Work to do —
Set out each line from the following listing that includes the word "华创证券".

#### Records to process ####

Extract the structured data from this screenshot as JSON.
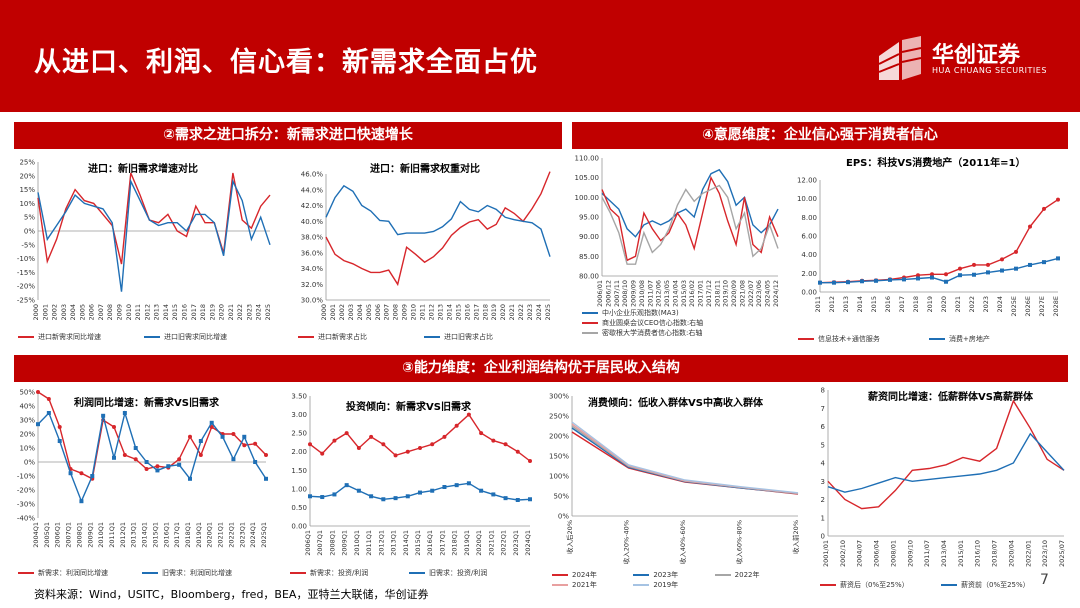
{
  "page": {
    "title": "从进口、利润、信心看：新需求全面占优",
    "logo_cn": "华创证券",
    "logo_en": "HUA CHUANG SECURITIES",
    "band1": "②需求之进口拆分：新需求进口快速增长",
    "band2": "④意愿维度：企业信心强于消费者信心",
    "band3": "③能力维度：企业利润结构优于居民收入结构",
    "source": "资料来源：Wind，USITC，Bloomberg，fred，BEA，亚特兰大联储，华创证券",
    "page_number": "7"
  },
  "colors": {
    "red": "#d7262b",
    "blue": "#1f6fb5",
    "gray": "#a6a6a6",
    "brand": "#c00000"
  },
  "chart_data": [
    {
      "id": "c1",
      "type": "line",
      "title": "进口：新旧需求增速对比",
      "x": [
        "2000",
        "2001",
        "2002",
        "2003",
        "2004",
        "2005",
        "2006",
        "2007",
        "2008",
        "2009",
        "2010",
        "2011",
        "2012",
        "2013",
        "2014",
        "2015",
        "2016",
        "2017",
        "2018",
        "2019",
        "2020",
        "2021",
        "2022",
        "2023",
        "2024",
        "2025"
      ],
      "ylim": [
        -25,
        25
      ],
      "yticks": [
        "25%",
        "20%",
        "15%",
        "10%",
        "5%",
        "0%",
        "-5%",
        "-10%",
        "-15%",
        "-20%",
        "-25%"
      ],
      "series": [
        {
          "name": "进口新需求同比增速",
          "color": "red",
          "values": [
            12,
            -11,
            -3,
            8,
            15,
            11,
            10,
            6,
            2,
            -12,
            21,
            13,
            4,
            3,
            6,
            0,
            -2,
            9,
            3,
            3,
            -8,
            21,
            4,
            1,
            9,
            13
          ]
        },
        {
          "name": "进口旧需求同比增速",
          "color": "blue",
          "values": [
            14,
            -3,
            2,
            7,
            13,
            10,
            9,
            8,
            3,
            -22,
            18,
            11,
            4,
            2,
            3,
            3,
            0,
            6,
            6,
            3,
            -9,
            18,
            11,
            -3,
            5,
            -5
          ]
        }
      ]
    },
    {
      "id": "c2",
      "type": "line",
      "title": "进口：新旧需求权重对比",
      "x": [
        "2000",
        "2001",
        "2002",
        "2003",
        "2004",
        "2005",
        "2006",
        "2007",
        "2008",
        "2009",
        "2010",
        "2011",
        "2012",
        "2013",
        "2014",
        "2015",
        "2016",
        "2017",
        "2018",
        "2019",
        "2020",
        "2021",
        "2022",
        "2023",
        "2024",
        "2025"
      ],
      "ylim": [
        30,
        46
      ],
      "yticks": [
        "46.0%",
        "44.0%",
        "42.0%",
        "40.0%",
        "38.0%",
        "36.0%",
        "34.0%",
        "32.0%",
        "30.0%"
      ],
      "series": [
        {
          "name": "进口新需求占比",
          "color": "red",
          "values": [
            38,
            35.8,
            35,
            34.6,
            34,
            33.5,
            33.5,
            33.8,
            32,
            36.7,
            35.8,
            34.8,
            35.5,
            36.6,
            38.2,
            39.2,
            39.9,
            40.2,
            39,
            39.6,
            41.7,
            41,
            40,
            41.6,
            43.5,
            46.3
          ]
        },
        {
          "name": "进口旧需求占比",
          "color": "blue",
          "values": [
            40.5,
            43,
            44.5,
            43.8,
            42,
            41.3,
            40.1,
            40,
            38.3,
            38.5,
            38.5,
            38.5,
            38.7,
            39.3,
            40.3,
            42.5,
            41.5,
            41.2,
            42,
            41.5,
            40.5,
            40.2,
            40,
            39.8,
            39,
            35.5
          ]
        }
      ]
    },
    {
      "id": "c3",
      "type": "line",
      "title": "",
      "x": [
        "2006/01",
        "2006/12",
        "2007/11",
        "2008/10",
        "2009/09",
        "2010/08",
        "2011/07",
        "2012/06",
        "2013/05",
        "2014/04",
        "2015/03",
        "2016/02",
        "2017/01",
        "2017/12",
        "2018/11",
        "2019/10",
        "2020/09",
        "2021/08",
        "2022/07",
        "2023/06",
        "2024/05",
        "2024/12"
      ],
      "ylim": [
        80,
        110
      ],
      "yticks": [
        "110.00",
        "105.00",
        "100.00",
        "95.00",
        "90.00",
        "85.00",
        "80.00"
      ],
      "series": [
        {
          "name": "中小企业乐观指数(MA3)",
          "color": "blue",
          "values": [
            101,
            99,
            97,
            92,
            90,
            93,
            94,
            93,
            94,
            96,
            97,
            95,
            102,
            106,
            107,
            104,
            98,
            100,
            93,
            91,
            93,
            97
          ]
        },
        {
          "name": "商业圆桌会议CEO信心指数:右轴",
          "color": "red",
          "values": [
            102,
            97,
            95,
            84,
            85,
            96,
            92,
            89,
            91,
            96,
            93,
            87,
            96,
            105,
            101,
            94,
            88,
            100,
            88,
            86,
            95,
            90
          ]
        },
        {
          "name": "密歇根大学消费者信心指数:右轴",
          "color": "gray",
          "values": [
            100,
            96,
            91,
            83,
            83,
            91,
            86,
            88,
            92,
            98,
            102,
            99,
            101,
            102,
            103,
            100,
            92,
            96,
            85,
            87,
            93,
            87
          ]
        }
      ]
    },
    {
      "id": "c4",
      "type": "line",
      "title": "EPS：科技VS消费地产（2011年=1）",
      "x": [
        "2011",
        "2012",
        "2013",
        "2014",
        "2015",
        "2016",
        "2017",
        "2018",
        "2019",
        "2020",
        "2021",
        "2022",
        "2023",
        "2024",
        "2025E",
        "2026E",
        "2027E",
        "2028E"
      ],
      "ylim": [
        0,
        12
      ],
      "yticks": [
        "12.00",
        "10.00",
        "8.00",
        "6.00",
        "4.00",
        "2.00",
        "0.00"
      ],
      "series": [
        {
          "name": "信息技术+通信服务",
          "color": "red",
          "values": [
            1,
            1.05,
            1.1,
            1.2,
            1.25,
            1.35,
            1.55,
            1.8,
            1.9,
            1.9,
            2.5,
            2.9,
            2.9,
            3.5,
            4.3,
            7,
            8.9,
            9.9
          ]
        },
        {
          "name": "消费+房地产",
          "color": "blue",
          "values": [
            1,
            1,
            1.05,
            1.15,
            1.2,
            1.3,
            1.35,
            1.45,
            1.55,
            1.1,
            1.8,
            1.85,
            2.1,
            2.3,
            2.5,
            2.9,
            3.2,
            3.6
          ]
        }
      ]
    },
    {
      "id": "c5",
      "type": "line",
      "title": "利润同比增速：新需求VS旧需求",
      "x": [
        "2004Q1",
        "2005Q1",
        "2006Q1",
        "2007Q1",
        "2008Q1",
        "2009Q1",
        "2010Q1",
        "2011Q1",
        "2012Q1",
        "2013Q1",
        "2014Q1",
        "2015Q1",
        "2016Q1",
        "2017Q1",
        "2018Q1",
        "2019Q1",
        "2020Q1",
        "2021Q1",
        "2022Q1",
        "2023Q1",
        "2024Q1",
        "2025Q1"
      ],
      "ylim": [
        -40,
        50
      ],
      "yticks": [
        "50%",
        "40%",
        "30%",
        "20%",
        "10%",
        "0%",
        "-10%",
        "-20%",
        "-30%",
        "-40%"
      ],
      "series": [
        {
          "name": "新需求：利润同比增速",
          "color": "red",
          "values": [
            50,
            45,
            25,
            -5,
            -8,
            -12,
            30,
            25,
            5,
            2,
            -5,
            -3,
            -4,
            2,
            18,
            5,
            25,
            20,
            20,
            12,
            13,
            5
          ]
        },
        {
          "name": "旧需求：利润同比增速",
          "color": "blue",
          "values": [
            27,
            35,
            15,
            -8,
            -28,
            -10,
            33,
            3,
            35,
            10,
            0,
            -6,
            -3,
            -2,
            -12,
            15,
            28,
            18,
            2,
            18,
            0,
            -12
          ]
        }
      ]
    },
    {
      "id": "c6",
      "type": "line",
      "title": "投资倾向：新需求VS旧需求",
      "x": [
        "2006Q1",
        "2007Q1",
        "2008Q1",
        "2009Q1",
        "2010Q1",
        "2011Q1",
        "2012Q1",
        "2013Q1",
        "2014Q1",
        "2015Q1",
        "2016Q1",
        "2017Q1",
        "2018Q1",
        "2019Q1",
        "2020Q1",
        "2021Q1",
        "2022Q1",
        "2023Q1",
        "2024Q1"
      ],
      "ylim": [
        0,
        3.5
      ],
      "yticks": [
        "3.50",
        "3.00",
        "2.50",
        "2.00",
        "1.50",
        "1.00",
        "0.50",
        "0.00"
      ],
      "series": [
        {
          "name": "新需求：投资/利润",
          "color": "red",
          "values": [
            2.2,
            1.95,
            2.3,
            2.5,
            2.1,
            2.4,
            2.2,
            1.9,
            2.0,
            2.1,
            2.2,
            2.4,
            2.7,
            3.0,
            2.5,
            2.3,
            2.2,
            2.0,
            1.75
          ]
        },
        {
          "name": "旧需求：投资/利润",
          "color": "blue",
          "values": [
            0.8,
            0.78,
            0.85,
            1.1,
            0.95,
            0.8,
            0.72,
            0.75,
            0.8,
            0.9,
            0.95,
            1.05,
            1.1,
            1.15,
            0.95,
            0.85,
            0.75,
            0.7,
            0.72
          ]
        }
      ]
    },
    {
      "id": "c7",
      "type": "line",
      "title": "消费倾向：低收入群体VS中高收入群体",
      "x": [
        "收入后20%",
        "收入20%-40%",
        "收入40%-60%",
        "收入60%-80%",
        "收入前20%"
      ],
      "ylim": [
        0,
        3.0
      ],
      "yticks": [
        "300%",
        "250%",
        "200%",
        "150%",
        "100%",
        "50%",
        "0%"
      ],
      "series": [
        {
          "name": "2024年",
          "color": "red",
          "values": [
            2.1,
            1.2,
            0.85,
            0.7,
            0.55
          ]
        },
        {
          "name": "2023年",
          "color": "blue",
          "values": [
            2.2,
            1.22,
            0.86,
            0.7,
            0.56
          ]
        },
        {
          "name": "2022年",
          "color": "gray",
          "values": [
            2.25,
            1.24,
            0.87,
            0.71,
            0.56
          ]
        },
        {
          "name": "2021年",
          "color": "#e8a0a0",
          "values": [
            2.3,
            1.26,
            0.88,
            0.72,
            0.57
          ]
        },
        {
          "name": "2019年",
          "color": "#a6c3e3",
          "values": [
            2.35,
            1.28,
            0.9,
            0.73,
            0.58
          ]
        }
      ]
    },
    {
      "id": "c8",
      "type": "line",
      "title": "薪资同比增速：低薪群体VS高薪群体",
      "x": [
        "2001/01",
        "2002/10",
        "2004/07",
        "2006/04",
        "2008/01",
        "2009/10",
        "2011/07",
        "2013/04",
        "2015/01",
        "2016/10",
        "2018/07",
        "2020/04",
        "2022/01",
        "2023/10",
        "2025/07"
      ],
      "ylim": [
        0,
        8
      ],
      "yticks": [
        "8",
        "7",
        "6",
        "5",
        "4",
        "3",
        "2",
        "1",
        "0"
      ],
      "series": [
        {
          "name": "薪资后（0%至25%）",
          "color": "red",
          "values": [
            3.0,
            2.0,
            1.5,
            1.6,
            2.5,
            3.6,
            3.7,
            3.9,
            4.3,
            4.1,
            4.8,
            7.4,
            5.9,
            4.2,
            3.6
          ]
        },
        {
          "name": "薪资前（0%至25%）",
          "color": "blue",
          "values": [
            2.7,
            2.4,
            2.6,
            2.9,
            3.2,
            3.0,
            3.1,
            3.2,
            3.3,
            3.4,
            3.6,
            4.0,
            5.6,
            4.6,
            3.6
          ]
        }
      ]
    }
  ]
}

####

Full solution —
    "logo_cn": "华创证券",
    "source": "资料来源：Wind，USITC，Bloomberg，fred，BEA，亚特兰大联储，华创证券",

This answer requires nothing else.